◆ EXERCISE DIRECTIONS: Everything in the listing should be restated word for word.

══ ENTRIES SHOWN

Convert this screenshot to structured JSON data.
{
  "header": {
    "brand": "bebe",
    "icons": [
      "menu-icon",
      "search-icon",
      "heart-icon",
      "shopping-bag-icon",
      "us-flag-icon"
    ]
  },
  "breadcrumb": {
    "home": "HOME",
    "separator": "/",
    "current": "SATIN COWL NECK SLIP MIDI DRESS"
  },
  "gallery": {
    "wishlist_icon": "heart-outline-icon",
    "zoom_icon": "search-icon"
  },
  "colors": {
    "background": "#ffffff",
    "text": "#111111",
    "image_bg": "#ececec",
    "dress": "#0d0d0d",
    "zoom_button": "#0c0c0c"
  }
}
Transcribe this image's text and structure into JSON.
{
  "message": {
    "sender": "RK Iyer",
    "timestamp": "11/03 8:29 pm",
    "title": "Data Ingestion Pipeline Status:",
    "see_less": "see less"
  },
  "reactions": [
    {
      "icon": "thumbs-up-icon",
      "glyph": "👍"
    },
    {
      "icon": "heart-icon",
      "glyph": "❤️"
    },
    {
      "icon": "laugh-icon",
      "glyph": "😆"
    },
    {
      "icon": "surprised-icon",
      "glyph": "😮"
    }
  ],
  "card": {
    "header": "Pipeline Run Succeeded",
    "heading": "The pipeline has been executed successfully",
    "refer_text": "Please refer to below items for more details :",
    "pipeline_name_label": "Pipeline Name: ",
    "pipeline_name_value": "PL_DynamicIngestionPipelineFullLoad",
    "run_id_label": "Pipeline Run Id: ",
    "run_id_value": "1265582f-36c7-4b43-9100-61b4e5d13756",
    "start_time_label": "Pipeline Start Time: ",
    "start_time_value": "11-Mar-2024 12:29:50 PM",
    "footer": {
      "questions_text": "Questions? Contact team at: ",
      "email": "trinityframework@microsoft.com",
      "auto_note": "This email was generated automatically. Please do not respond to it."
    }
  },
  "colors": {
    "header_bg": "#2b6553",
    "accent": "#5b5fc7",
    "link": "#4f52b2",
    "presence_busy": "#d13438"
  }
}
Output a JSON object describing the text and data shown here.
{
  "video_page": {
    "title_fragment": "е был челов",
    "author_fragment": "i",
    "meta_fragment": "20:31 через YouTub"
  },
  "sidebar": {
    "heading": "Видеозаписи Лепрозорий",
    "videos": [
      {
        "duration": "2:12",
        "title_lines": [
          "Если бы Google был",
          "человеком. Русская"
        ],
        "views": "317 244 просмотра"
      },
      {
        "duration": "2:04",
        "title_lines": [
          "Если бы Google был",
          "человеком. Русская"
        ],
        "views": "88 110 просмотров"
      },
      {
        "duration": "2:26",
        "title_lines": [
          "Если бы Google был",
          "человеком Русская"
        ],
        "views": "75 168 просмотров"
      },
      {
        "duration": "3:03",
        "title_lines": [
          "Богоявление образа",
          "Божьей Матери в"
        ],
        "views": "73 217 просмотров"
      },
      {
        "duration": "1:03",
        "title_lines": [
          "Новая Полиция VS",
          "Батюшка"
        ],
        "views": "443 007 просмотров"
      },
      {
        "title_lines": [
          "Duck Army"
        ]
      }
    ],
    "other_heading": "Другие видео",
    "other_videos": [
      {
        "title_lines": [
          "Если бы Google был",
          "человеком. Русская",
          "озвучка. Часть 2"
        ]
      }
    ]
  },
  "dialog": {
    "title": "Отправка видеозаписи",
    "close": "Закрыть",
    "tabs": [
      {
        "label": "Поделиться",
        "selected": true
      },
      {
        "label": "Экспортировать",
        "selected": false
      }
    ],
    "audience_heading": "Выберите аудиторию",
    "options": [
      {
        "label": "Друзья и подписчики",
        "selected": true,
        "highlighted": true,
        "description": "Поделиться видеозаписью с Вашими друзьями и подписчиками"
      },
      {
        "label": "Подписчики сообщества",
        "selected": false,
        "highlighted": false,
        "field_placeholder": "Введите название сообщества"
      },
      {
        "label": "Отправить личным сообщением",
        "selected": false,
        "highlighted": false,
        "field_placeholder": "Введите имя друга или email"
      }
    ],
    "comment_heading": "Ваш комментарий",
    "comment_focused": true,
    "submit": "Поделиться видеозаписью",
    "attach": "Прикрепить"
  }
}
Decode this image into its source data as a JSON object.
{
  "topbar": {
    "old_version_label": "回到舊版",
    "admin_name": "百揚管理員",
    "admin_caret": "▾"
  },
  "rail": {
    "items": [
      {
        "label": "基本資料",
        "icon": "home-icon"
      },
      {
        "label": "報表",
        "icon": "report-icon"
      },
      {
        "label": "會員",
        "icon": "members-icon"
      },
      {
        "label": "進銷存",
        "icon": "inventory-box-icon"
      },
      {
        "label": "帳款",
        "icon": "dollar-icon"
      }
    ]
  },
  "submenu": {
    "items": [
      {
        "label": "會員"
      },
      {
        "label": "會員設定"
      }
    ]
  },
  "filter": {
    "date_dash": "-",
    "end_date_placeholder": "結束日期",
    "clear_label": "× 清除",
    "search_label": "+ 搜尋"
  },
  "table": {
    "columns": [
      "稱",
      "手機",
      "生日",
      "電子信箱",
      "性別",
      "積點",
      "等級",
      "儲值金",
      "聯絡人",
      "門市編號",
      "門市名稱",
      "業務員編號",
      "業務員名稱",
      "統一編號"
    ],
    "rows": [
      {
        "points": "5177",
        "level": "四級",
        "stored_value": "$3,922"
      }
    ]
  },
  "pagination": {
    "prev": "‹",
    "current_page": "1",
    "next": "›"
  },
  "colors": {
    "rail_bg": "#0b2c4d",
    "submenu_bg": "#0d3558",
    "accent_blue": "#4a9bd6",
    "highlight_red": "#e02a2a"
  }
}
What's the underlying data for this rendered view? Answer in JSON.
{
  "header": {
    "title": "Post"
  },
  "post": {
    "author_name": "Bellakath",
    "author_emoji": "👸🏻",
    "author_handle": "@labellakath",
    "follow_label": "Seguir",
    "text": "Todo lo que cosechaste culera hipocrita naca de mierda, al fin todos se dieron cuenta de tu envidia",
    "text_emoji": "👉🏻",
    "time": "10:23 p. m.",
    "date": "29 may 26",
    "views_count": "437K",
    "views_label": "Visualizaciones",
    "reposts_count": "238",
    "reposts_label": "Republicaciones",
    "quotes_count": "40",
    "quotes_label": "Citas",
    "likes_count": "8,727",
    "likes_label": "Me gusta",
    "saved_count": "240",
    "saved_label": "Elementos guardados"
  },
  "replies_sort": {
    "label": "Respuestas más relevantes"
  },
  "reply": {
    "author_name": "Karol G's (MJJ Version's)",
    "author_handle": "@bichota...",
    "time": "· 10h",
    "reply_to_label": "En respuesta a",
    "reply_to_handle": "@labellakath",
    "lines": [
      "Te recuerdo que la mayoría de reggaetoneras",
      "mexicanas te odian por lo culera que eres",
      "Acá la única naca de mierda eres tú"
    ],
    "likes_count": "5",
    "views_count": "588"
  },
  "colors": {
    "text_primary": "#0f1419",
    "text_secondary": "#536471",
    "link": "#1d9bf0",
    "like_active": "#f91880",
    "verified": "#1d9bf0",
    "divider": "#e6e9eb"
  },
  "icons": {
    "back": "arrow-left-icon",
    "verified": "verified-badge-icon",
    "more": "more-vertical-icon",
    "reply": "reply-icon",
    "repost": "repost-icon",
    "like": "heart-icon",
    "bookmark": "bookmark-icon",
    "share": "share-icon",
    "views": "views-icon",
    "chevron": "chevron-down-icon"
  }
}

════

◆ SOLUTION TO THIS TASK:
Convert this screenshot to structured JSON data.
{
  "header": {
    "brand": "bebe",
    "icons": [
      "menu-icon",
      "search-icon",
      "heart-icon",
      "shopping-bag-icon",
      "us-flag-icon"
    ]
  },
  "breadcrumb": {
    "home": "HOME",
    "separator": "/",
    "current": "SATIN COWL NECK SLIP MIDI DRESS"
  },
  "gallery": {
    "wishlist_icon": "heart-outline-icon",
    "zoom_icon": "search-icon"
  },
  "colors": {
    "background": "#ffffff",
    "text": "#111111",
    "image_bg": "#ececec",
    "dress": "#0d0d0d",
    "zoom_button": "#0c0c0c"
  }
}
Transcribe this image's text and structure into JSON.
{
  "message": {
    "sender": "RK Iyer",
    "timestamp": "11/03 8:29 pm",
    "title": "Data Ingestion Pipeline Status:",
    "see_less": "see less"
  },
  "reactions": [
    {
      "icon": "thumbs-up-icon",
      "glyph": "👍"
    },
    {
      "icon": "heart-icon",
      "glyph": "❤️"
    },
    {
      "icon": "laugh-icon",
      "glyph": "😆"
    },
    {
      "icon": "surprised-icon",
      "glyph": "😮"
    }
  ],
  "card": {
    "header": "Pipeline Run Succeeded",
    "heading": "The pipeline has been executed successfully",
    "refer_text": "Please refer to below items for more details :",
    "pipeline_name_label": "Pipeline Name: ",
    "pipeline_name_value": "PL_DynamicIngestionPipelineFullLoad",
    "run_id_label": "Pipeline Run Id: ",
    "run_id_value": "1265582f-36c7-4b43-9100-61b4e5d13756",
    "start_time_label": "Pipeline Start Time: ",
    "start_time_value": "11-Mar-2024 12:29:50 PM",
    "footer": {
      "questions_text": "Questions? Contact team at: ",
      "email": "trinityframework@microsoft.com",
      "auto_note": "This email was generated automatically. Please do not respond to it."
    }
  },
  "colors": {
    "header_bg": "#2b6553",
    "accent": "#5b5fc7",
    "link": "#4f52b2",
    "presence_busy": "#d13438"
  }
}
Output a JSON object describing the text and data shown here.
{
  "video_page": {
    "title_fragment": "е был челов",
    "author_fragment": "i",
    "meta_fragment": "20:31 через YouTub"
  },
  "sidebar": {
    "heading": "Видеозаписи Лепрозорий",
    "videos": [
      {
        "duration": "2:12",
        "title_lines": [
          "Если бы Google был",
          "человеком. Русская"
        ],
        "views": "317 244 просмотра"
      },
      {
        "duration": "2:04",
        "title_lines": [
          "Если бы Google был",
          "человеком. Русская"
        ],
        "views": "88 110 просмотров"
      },
      {
        "duration": "2:26",
        "title_lines": [
          "Если бы Google был",
          "человеком Русская"
        ],
        "views": "75 168 просмотров"
      },
      {
        "duration": "3:03",
        "title_lines": [
          "Богоявление образа",
          "Божьей Матери в"
        ],
        "views": "73 217 просмотров"
      },
      {
        "duration": "1:03",
        "title_lines": [
          "Новая Полиция VS",
          "Батюшка"
        ],
        "views": "443 007 просмотров"
      },
      {
        "title_lines": [
          "Duck Army"
        ]
      }
    ],
    "other_heading": "Другие видео",
    "other_videos": [
      {
        "title_lines": [
          "Если бы Google был",
          "человеком. Русская",
          "озвучка. Часть 2"
        ]
      }
    ]
  },
  "dialog": {
    "title": "Отправка видеозаписи",
    "close": "Закрыть",
    "tabs": [
      {
        "label": "Поделиться",
        "selected": true
      },
      {
        "label": "Экспортировать",
        "selected": false
      }
    ],
    "audience_heading": "Выберите аудиторию",
    "options": [
      {
        "label": "Друзья и подписчики",
        "selected": true,
        "highlighted": true,
        "description": "Поделиться видеозаписью с Вашими друзьями и подписчиками"
      },
      {
        "label": "Подписчики сообщества",
        "selected": false,
        "highlighted": false,
        "field_placeholder": "Введите название сообщества"
      },
      {
        "label": "Отправить личным сообщением",
        "selected": false,
        "highlighted": false,
        "field_placeholder": "Введите имя друга или email"
      }
    ],
    "comment_heading": "Ваш комментарий",
    "comment_focused": true,
    "submit": "Поделиться видеозаписью",
    "attach": "Прикрепить"
  }
}
Decode this image into its source data as a JSON object.
{
  "topbar": {
    "old_version_label": "回到舊版",
    "admin_name": "百揚管理員",
    "admin_caret": "▾"
  },
  "rail": {
    "items": [
      {
        "label": "基本資料",
        "icon": "home-icon"
      },
      {
        "label": "報表",
        "icon": "report-icon"
      },
      {
        "label": "會員",
        "icon": "members-icon"
      },
      {
        "label": "進銷存",
        "icon": "inventory-box-icon"
      },
      {
        "label": "帳款",
        "icon": "dollar-icon"
      }
    ]
  },
  "submenu": {
    "items": [
      {
        "label": "會員"
      },
      {
        "label": "會員設定"
      }
    ]
  },
  "filter": {
    "date_dash": "-",
    "end_date_placeholder": "結束日期",
    "clear_label": "× 清除",
    "search_label": "+ 搜尋"
  },
  "table": {
    "columns": [
      "稱",
      "手機",
      "生日",
      "電子信箱",
      "性別",
      "積點",
      "等級",
      "儲值金",
      "聯絡人",
      "門市編號",
      "門市名稱",
      "業務員編號",
      "業務員名稱",
      "統一編號"
    ],
    "rows": [
      {
        "points": "5177",
        "level": "四級",
        "stored_value": "$3,922"
      }
    ]
  },
  "pagination": {
    "prev": "‹",
    "current_page": "1",
    "next": "›"
  },
  "colors": {
    "rail_bg": "#0b2c4d",
    "submenu_bg": "#0d3558",
    "accent_blue": "#4a9bd6",
    "highlight_red": "#e02a2a"
  }
}
What's the underlying data for this rendered view? Answer in JSON.
{
  "header": {
    "title": "Post"
  },
  "post": {
    "author_name": "Bellakath",
    "author_emoji": "👸🏻",
    "author_handle": "@labellakath",
    "follow_label": "Seguir",
    "text": "Todo lo que cosechaste culera hipocrita naca de mierda, al fin todos se dieron cuenta de tu envidia",
    "text_emoji": "👉🏻",
    "time": "10:23 p. m.",
    "date": "29 may 26",
    "views_count": "437K",
    "views_label": "Visualizaciones",
    "reposts_count": "238",
    "reposts_label": "Republicaciones",
    "quotes_count": "40",
    "quotes_label": "Citas",
    "likes_count": "8,727",
    "likes_label": "Me gusta",
    "saved_count": "240",
    "saved_label": "Elementos guardados"
  },
  "replies_sort": {
    "label": "Respuestas más relevantes"
  },
  "reply": {
    "author_name": "Karol G's (MJJ Version's)",
    "author_handle": "@bichota...",
    "time": "· 10h",
    "reply_to_label": "En respuesta a",
    "reply_to_handle": "@labellakath",
    "lines": [
      "Te recuerdo que la mayoría de reggaetoneras",
      "mexicanas te odian por lo culera que eres",
      "Acá la única naca de mierda eres tú"
    ],
    "likes_count": "5",
    "views_count": "588"
  },
  "colors": {
    "text_primary": "#0f1419",
    "text_secondary": "#536471",
    "link": "#1d9bf0",
    "like_active": "#f91880",
    "verified": "#1d9bf0",
    "divider": "#e6e9eb"
  },
  "icons": {
    "back": "arrow-left-icon",
    "verified": "verified-badge-icon",
    "more": "more-vertical-icon",
    "reply": "reply-icon",
    "repost": "repost-icon",
    "like": "heart-icon",
    "bookmark": "bookmark-icon",
    "share": "share-icon",
    "views": "views-icon",
    "chevron": "chevron-down-icon"
  }
}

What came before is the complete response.